**TO BE DONE:**
Copy out the lines that include the word "frigiditas".

[DATA SHOWN start]

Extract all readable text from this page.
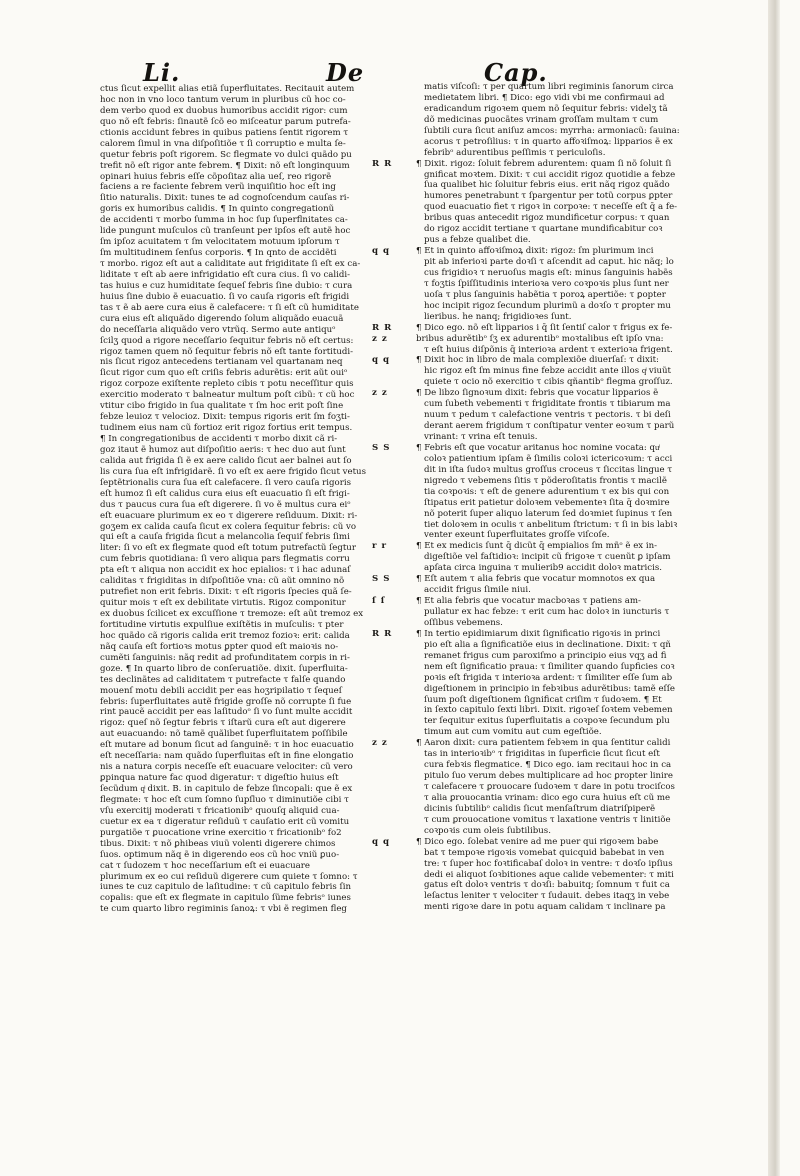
Li.	De	Cap.
ctus ſicut expellit alias etiã ſuperfluitates. Recitauit autem
hoc non in vno loco tantum verum in pluribus cũ hoc co-
dem verbo quod ex duobus humoribus accidit rigor: cum
quo nõ eſt febris: ſinautẽ ſcõ eo miſceatur parum putrefa-
ctionis accidunt febres in quibus patiens ſentit rigorem τ
calorem ſimul in vna diſpoſitiõe τ ſi corruptio e multa ſe-
quetur febris poſt rigorem. Sc flegmate vo dulci quãdo pu
trefit nõ eſt rigor ante febrem. ¶ Dixit: nõ eſt longinquum
opinari huius febris eſſe cõpoſitaz alia ueſ, reo rigorẽ
faciens a re faciente febrem verũ inquiſitio hoc eſt ing
ſitio naturalis. Dixit: tunes te ad cognoſcendum cauſas ri-
goris ex humoribus calidis. ¶ In quinto congregationũ
de accidenti τ morbo ſumma in hoc ſup ſuperflnitates ca-
lide pungunt muſculos cũ tranſeunt per ipſos eſt autẽ hoc
ſm ipſoz acuitatem τ ſm velocitatem motuum ipſorum τ
ſm multitudinem ſenſus corporis. ¶ In qnto de accidẽti
τ morbo. rigoz eſt aut a caliditate aut frigiditate ſi eſt ex ca-
liditate τ eſt ab aere infrigidatio eſt cura cius. ſi vo calidi-
tas huius e cuz humiditate ſequeſ febris ſine dubio: τ cura
huius ſine dubio ẽ euacuatio. ſi vo cauſa rigoris eſt frigidi
tas τ ẽ ab aere cura eius ẽ calefacere: τ ſi eſt cũ humiditate
cura eius eſt aliquãdo digerendo ſolum aliquãdo euacuã
do neceſſaria aliquãdo vero vtrũq. Sermo aute antiquᵒ
ſcilʒ quod a rigore neceſſario ſequitur febris nõ eſt certus:
rigoz tamen quem nõ ſequitur febris nõ eſt tante fortitudi-
nis ſicut rigoz antecedens tertianam vel quartanam neq
ſicut rigor cum quo eſt criſis febris adurẽtis: erit aũt ouiᵒ
rigoz corpoze exiſtente repleto cibis τ potu neceſſitur quis
exercitio moderato τ balneatur multum poſt cibũ: τ cũ hoc
vtitur cibo frigido in ſua qualitate τ ſm hoc erit poſt ſine
febze leuioz τ velocioz. Dixit: tempus rigoris erit ſm foʒti-
tudinem eius nam cũ fortioz erit rigoz fortius erit tempus.
¶ In congregationibus de accidenti τ morbo dixit cã ri-
goz itaut ẽ humoz aut diſpoſitio aeris: τ hec duo aut ſunt
calida aut frigida ſi ẽ ex aere calido ſicut aer balnei aut ſo
lis cura ſua eſt infrigidarẽ. ſi vo eſt ex aere frigido ſicut vetus
ſeptẽtrionalis cura ſua eſt calefacere. ſi vero cauſa rigoris
eſt humoz ſi eſt calidus cura eius eſt euacuatio ſi eſt frigi-
dus τ paucus cura ſua eſt digerere. ſi vo ẽ multus cura eiᵒ
eſt euacuare plurimum ex eo τ digerere reſiduum. Dixit: ri-
goʒem ex calida cauſa ſicut ex colera ſequitur febris: cũ vo
qui eſt a cauſa frigida ſicut a melancolia ſequiſ febris ſimi
liter: ſi vo eſt ex flegmate quod eſt totum putrefactũ ſegtur
cum febris quotidiana: ſi vero aliqua pars flegmatis corru
pta eſt τ aliqua non accidit ex hoc epialios: τ i hac adunaſ
caliditas τ frigiditas in diſpoſitiõe vna: cũ aũt omnino nõ
putrefiet non erit febris. Dixit: τ eſt rigoris ſpecies quã ſe-
quitur mois τ eſt ex debilitate virtutis. Rigoz componitur
ex duobus ſcilicet ex excuſſione τ tremoze: eſt aũt tremoz ex
fortitudine virtutis expulſiue exiſtẽtis in muſculis: τ pter
hoc quãdo cã rigoris calida erit tremoz fozioꝛ: erit: calida
nãq cauſa eſt fortioꝛs motus ꝑpter quod eſt maioꝛis no-
cumẽti ſanguinis: nãq redit ad profunditatem corpis in ri-
goze. ¶ In quarto libro de conſeruatiõe. dixit. ſuperfluita-
tes declinãtes ad caliditatem τ putrefacte τ falſe quando
mouenſ motu debili accidit per eas hoʒripilatio τ ſequeſ
febris: ſuperfluitates autẽ frigide groſſe nõ corrupte ſi fue
rint paucẽ accidit per eas laſitudoᵒ ſi vo ſunt multe accidit
rigoz: queſ nõ ſegtur febris τ iſtarũ cura eſt aut digerere
aut euacuando: nõ tamẽ quãlibet ſuperfluitatem poſſibile
eſt mutare ad bonum ſicut ad ſanguinẽ: τ in hoc euacuatio
eſt neceſſaria: nam quãdo ſuperfluitas eſt in fine elongatio
nis a natura corpis neceſſe eſt euacuare velociter: cũ vero
ꝑpinqua nature fac quod digeratur: τ digeſtio huius eſt
ſecũdum qͥ dixit. B. in capitulo de febze ſincopali: que ẽ ex
flegmate: τ hoc eſt cum ſomno ſupſluo τ diminutiõe cibi τ
vſu exercitij moderati τ fricationibᵒ quouſq aliquid cua-
cuetur ex ea τ digeratur reſiduũ τ cauſatio erit cũ vomitu
purgatiõe τ ꝑuocatione vrine exercitio τ fricationibᵒ fo2
tibus. Dixit: τ nõ ꝑhibeas viuũ volenti digerere chimos
ſuos. optimum nãq ẽ in digerendo eos cũ hoc vniũ ꝑuo-
cat τ ſudozem τ hoc neceſſarium eſt ei euacuare
plurimum ex eo cui reſiduũ digerere cum quiete τ ſomno: τ
iunes te cuz capitulo de laſitudine: τ cũ capitulo febris ſin
copalis: que eſt ex flegmate in capitulo ſũme febrisᵒ iunes
te cum quarto libro regiminis ſanoꝝ: τ vbi ẽ regimen fleg
matis viſcoſi: τ per quartum libri regiminis ſanorum circa
medietatem libri. ¶ Dico: ego vidi vbi me confirmaui ad
eradicandum rigoꝛem quem nõ ſequitur febris: videlʒ tã
dõ medicinas ꝑuocãtes vrinam groſſam multam τ cum
ſubtili cura ſicut aniſuz amcos: myrrha: armoniacũ: ſauina:
acorus τ petroſilius: τ in quarto affoꝛiſmoꝝ: lipparios ẽ ex
febribᵒ adurentibus peſſimis τ periculoſis.
R R	¶ Dixit. rigoz: ſoluit febrem adurentem: quam ſi nõ ſoluit ſi
gnificat moꝛtem. Dixit: τ cui accidit rigoz quotidie a febze
ſua qualibet hic ſoluitur febris eius. erit nãq rigoz quãdo
humores penetrabunt τ ſpargentur per totũ corpus ꝑpter
quod euacuatio fiet τ rigoꝛ in corpoꝛe: τ neceſſe eſt q̄ a fe-
bribus quas antecedit rigoz mundificetur corpus: τ quan
do rigoz accidit tertiane τ quartane mundificabitur coꝛ
pus a febze qualibet die.
q q	¶ Et in quinto affoꝛiſmoꝝ dixit: rigoz: ſm plurimum inci
pit ab inferioꝛi parte doꝛſi τ aſcendit ad caput. hic nãq; lo
cus frigidioꝛ τ neruoſus magis eſt: minus ſanguinis habẽs
τ foʒtis ſpiſſitudinis interioꝛa vero coꝛpoꝛis plus ſunt ner
uoſa τ plus ſanguinis habẽtia τ poroꝝ apertiõe: τ ꝑopter
hoc incipit rigoz ſecundum plurimũ a doꝛſo τ ꝑropter mu
lieribus. he nanq; frigidioꝛes ſunt.
R R	¶ Dico ego. nõ eſt lipparios i q̄ ſit ſentiſ calor τ frigus ex fe-
z z	bribus adurẽtibᵒ ſʒ ex adurentibᵒ moꝛtalibus eſt ipſo vna:
τ eſt huius diſpõnis q̄ interioꝛa ardent τ exterioꝛa frigent.
q q	¶ Dixit hoc in libro de mala complexiõe diuerſaſ: τ dixit:
hic rigoz eſt ſm minus fine febze accidit ante illos qͥ viuũt
quiete τ ocio nõ exercitio τ cibis qñantibᵒ flegma groſſuz.
z z	¶ De libzo ſignoꝛum dixit: febris que vocatur lipparios ẽ
cum ſubeth vebementi τ frigiditate frontis τ tibiarum ma
nuum τ pedum τ calefactione ventris τ pectoris. τ bi deſi
derant aerem frigidum τ conſtipatur venter eoꝛum τ parũ
vrinant: τ vrina eſt tenuis.
S S	¶ Febris eſt que vocatur aritanus hoc nomine vocata: quͥ
coloꝛ patientium ipſam ẽ ſimilis coloꝛi ictericoꝛum: τ acci
dit in iſta ſudoꝛ multus groſſus croceus τ ſiccitas lingue τ
nigredo τ vebemens ſitis τ põderoſitatis frontis τ macilẽ
tia coꝛpoꝛis: τ eſt de genere adurentium τ ex bis qui con
ſtipatus erit patietur doloꝛem vebementeꝛ ſita q̄ doꝛmire
nõ poterit ſuper aliquo laterum ſed doꝛmiet ſupinus τ ſen
tiet doloꝛem in oculis τ anbelitum ſtrictum: τ ſi in bis labiꝛ
venter exeunt ſuperfluitates groſſe viſcoſe.
r r	¶ Et ex medicis ſunt q̄ dicũt q̄ empialios ſm mñᵒ ẽ ex in-
digeſtiõe vel faſtidioꝛ: incipit cũ frigoꝛe τ cuenũt ꝑ ipſam
apſata circa inguina τ mulierib9 accidit doloꝛ matricis.
S S	¶ Eſt autem τ alia febris que vocatur momnotos ex qua
accidit frigus ſimile niui.
ſ ſ	¶ Et alia febris que vocatur macboꝛas τ patiens am-
pullatur ex hac febze: τ erit cum hac doloꝛ in iuncturis τ
oſſibus vebemens.
R R	¶ In tertio epidimiarum dixit ſignificatio rigoꝛis in princi
pio eſt alia a ſignificatiõe eius in declinatione. Dixit: τ qñ
remanet frigus cum paroxiſmo a principio eius vqʒ ad fi
nem eſt ſignificatio praua: τ ſimiliter quando ſupficies coꝛ
poꝛis eſt frigida τ interioꝛa ardent: τ ſimiliter eſſe ſum ab
digeſtionem in principio in febꝛibus adurẽtibus: tamẽ eſſe
ſuum poſt digeſtionem ſignificat criſim τ ſudoꝛem. ¶ Et
in ſexto capitulo ſexti libri. Dixit. rigoꝛeſ ſoꝛtem vebemen
ter ſequitur exitus ſuperfluitatis a coꝛpoꝛe ſecundum plu
timum aut cum vomitu aut cum egeſtiõe.
z z	¶ Aaron dixit: cura patientem febꝛem in qua ſentitur calidi
tas in interioꝛibᵒ τ frigiditas in ſuperficie ſicut ſicut eſt
cura febꝛis flegmatice. ¶ Dico ego. iam recitaui hoc in ca
pitulo ſuo verum debes multiplicare ad hoc ꝑropter linire
τ calefacere τ ꝑrouocare ſudoꝛem τ dare in potu trociſcos
τ alia ꝑrouocantia vrinam: dico ego cura huius eſt cũ me
dicinis ſubtilibᵒ calidis ſicut menſaſtrum diatriſpiperẽ
τ cum ꝑrouocatione vomitus τ laxatione ventris τ linitiõe
coꝛpoꝛis cum oleis ſubtilibus.
q q	¶ Dico ego. ſolebat venire ad me puer qui rigoꝛem babe
bat τ tempoꝛe rigoꝛis vomebat quicquid babebat in ven
tre: τ ſuper hoc foꝛtificabaſ doloꝛ in ventre: τ doꝛſo ipſius
dedi ei aliquot ſoꝛbitiones aque calide vebementer: τ miti
gatus eſt doloꝛ ventris τ doꝛſi: babuitq; ſomnum τ fuit ca
leſactus leniter τ velociter τ ſudauit. debes itaqʒ in vebe
menti rigoꝛe dare in potu aquam calidam τ inclinare pa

[DATA SHOWN end]

**SOLUTION BELOW:**
caliditas τ frigiditas in diſpoſitiõe vna: cũ aũt omnino nõ
tas in interioꝛibᵒ τ frigiditas in ſuperficie ſicut ſicut eſt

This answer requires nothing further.